■ **TEXT**
---*---

From d0800450e1454df8729f535d237a3fd94db93c2e Mon Sep 17 00:00:00 2001
From: Matthew Rocklin <mrocklin@gmail.com>
Date: Fri, 5 Oct 2018 12:23:41 -0400
Subject: [PATCH] Update scikit-learn to 0.20 (#47)

This allows us to remove some text around joblib
---
 binder/environment.yml                        |  8 ++--
 machine-learning.ipynb                        | 19 ++++++----
 machine-learning/parallel-prediction.ipynb    |  2 +-
 machine-learning/scale-scikit-learn.ipynb     | 37 +++++++++++--------
 machine-learning/tpot.ipynb                   |  2 +-
 .../training-on-large-datasets.ipynb          |  2 +-
 machine-learning/voting-classifier.ipynb      |  5 +--
 machine-learning/xgboost.ipynb                |  2 +-
 8 files changed, 43 insertions(+), 34 deletions(-)

---*---

■ **Extracted data entries**
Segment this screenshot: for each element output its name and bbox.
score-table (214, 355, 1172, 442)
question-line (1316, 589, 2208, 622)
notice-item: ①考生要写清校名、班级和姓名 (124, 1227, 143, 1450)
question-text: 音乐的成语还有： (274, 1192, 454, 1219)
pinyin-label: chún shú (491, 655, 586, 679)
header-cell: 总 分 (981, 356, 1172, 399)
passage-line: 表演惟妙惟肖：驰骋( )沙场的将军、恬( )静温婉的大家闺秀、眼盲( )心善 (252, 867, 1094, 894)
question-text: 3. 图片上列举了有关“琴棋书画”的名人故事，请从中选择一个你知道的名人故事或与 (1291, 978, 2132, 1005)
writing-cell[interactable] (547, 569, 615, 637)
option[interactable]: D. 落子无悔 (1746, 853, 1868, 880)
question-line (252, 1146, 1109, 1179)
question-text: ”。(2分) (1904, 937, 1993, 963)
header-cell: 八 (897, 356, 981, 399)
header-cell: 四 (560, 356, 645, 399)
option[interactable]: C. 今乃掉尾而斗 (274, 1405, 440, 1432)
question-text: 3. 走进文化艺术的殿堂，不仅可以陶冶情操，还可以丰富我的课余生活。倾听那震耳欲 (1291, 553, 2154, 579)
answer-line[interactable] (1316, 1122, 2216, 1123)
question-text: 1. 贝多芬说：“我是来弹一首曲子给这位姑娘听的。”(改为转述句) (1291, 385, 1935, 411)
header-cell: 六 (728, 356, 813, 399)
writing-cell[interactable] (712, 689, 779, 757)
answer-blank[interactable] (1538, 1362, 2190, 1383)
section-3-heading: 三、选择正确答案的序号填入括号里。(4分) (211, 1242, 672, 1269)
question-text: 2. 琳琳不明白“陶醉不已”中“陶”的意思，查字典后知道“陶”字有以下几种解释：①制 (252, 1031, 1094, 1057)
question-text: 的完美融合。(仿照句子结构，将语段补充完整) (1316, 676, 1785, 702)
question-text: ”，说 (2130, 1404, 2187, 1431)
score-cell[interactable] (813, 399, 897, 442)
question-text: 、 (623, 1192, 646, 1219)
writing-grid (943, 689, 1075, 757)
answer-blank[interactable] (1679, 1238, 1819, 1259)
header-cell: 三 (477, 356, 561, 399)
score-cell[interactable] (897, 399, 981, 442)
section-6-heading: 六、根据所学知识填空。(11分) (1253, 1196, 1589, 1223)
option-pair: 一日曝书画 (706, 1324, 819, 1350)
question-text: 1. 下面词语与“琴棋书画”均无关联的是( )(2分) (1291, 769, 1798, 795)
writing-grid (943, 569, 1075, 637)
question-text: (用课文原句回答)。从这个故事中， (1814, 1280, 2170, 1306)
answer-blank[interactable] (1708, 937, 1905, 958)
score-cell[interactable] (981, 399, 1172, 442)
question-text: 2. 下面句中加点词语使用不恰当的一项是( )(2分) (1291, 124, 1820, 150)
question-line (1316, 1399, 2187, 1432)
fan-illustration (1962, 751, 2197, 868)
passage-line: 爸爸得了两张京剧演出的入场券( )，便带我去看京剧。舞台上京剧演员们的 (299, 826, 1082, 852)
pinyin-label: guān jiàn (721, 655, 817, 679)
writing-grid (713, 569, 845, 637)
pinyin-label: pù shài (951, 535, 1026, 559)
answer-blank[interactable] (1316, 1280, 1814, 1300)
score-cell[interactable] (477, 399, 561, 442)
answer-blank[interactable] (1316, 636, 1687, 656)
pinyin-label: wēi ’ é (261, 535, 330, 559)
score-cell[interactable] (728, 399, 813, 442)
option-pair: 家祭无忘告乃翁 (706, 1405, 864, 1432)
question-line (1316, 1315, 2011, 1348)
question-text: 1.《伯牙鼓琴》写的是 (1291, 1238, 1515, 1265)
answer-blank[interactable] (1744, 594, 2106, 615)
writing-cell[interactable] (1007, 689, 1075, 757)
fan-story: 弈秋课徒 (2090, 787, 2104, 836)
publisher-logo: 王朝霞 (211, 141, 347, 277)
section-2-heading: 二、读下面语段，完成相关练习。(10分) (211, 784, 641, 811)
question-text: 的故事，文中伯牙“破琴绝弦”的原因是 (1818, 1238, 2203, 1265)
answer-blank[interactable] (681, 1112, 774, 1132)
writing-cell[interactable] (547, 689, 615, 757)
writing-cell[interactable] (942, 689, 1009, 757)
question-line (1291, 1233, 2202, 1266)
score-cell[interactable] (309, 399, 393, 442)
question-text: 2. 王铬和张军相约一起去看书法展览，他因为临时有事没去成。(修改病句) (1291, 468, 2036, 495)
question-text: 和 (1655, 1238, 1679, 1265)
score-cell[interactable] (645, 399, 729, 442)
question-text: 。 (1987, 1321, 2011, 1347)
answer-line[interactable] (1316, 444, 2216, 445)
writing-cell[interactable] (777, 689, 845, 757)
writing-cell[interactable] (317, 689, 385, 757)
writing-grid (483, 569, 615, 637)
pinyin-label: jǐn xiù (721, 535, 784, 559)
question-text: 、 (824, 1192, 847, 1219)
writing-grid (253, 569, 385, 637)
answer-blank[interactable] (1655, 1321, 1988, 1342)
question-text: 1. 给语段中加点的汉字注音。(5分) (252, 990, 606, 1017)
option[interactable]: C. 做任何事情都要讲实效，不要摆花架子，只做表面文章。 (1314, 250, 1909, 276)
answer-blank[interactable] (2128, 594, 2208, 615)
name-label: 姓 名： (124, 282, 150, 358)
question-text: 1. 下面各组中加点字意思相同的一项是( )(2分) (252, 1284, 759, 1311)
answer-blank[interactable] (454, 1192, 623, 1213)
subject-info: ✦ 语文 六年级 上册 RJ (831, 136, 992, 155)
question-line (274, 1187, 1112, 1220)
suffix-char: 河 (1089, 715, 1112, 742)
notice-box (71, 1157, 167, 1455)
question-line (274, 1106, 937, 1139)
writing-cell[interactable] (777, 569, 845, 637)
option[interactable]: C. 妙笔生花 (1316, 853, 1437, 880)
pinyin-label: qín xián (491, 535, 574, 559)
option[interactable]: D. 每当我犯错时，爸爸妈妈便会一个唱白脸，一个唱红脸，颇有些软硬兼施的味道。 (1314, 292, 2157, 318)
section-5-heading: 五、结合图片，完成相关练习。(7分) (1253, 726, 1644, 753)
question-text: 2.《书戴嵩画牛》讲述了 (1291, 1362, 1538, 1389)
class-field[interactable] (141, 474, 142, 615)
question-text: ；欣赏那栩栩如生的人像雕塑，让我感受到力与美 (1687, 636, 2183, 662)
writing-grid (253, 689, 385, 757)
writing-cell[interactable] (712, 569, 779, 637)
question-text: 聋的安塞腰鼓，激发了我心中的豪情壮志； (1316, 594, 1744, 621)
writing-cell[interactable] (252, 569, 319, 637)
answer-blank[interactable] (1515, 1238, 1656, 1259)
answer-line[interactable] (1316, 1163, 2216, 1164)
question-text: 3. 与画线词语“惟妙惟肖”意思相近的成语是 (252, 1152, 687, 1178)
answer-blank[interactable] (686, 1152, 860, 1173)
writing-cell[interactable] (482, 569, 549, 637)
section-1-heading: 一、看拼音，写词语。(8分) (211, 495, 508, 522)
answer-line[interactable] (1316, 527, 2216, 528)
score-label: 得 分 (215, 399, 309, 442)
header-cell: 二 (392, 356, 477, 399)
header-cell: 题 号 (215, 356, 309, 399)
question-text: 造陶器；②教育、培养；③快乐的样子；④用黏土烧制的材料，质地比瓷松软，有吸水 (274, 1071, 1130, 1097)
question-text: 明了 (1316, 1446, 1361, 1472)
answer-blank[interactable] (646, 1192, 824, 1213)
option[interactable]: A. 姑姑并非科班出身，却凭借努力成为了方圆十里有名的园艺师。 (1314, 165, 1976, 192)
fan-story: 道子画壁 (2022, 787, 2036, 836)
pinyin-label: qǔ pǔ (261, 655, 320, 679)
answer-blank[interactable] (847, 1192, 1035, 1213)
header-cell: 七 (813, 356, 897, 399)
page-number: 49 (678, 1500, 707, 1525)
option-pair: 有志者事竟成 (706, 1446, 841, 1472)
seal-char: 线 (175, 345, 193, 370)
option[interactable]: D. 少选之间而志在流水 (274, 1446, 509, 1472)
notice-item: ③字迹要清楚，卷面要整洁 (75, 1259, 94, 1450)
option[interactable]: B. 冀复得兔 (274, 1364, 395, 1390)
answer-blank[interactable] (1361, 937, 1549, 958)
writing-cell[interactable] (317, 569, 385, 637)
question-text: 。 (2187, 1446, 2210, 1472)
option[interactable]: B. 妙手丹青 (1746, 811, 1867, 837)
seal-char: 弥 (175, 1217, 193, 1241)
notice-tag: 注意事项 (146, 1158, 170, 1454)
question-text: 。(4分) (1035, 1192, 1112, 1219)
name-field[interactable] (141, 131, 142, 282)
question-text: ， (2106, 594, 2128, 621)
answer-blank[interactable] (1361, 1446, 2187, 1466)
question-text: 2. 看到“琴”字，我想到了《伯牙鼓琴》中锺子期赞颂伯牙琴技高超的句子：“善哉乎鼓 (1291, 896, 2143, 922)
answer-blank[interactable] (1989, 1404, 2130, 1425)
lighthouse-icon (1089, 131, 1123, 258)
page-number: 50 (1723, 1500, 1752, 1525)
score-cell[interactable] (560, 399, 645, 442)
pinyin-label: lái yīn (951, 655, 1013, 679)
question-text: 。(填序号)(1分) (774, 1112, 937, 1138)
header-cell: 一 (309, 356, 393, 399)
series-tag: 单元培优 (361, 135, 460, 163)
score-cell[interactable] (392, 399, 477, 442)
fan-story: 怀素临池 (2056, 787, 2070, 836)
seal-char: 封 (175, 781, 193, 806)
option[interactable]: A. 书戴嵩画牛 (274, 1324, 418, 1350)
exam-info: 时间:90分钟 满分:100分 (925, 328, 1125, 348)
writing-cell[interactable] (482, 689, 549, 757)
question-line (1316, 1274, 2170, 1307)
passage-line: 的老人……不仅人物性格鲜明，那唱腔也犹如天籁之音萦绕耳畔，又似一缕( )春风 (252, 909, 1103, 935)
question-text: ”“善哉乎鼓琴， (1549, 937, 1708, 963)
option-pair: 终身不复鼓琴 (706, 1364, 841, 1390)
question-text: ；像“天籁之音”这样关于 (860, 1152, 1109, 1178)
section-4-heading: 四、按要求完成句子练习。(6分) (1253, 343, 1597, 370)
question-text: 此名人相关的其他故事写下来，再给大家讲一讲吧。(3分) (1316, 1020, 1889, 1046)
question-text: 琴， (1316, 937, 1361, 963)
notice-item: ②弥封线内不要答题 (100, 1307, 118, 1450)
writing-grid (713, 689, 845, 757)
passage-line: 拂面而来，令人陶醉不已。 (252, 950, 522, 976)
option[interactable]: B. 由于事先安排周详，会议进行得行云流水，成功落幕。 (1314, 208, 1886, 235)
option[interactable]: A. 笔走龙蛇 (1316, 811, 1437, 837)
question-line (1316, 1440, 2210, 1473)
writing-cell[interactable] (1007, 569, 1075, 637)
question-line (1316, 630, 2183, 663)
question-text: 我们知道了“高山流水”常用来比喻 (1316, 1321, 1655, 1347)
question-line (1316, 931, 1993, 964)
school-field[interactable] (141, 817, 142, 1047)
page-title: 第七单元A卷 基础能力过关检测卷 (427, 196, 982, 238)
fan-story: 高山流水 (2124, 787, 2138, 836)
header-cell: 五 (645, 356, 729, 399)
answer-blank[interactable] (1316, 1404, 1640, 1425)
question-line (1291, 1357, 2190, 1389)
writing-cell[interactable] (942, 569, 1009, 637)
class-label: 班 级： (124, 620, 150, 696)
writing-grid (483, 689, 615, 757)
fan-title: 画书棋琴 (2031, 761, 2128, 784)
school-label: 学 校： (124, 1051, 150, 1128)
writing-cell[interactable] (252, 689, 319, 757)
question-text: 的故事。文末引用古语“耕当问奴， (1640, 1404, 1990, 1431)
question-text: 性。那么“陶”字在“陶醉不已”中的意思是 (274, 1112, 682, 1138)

---*---

■ **EXERCISES**
A. According to the patch, how many files does the change touch?
B. Summarize the patch in two sentences.
C. Carry on the patch from its last line.

■ **ANSWERS**
A. 8 files.

B. Matthew Rocklin's patch, dated Fri, 5 Oct 2018, updates scikit-learn to 0.20, which allows some text around joblib to be removed. It changes 8 files, among them binder/environment.yml and several machine-learning notebooks, with 43 insertions and 34 deletions.

C.
diff --git a/binder/environment.yml b/binder/environment.yml
index c36387b4..0d221ebc 100644
--- a/binder/environment.yml
+++ b/binder/environment.yml
@@ -3,15 +3,15 @@ channels:
 dependencies:
   - python=3
   - bokeh=0.13
-  - dask=0.19.1
-  - dask-ml=0.9.0
-  - distributed=1.23.1
+  - dask=0.19.2
+  - dask-ml=0.10.0
+  - distributed=1.23.2
   - jupyterlab=0.34
   - nodejs=8.9
   - numpy
   - pandas
   - pyarrow==0.10.0
-  - scikit-learn
+  - scikit-learn=0.20
   - matplotlib
   - nbserverproxy
   - nomkl
diff --git a/machine-learning.ipynb b/machine-learning.ipynb
index 124bda6e..3345e1b0 100644
--- a/machine-learning.ipynb
+++ b/machine-learning.ipynb
@@ -32,18 +32,24 @@
     "\n",
     "Scikit-learn uses [joblib](http://joblib.readthedocs.io/) for single-machine parallelism. This lets you train most estimators (anything that accepts an `n_jobs` parameter) using all the cores of your laptop or workstation.\n",
     "\n",
-    "Dask registers a joblib backend. This lets you train those estimators using all the cores of your *cluster*, by changing one line of code. \n",
+    "Alternatively, Scikit-Learn can use Dask for parallelism.  This lets you train those estimators using all the cores of your *cluster* without significantly changing your code.\n",
     "\n",
     "This is most useful for training large models on medium-sized datasets. You may have a large model when searching over many hyper-parameters, or when using an ensemble method with many individual estimators. For too small datasets, training times will typically be small enough that cluster-wide parallelism isn't helpful. For too large datasets (larger than a single machine's memory), the scikit-learn estimators may not be able to cope (see below)."
    ]
   },
+  {
+   "cell_type": "markdown",
+   "metadata": {},
+   "source": [
+    "### Create Scikit-Learn Estimator"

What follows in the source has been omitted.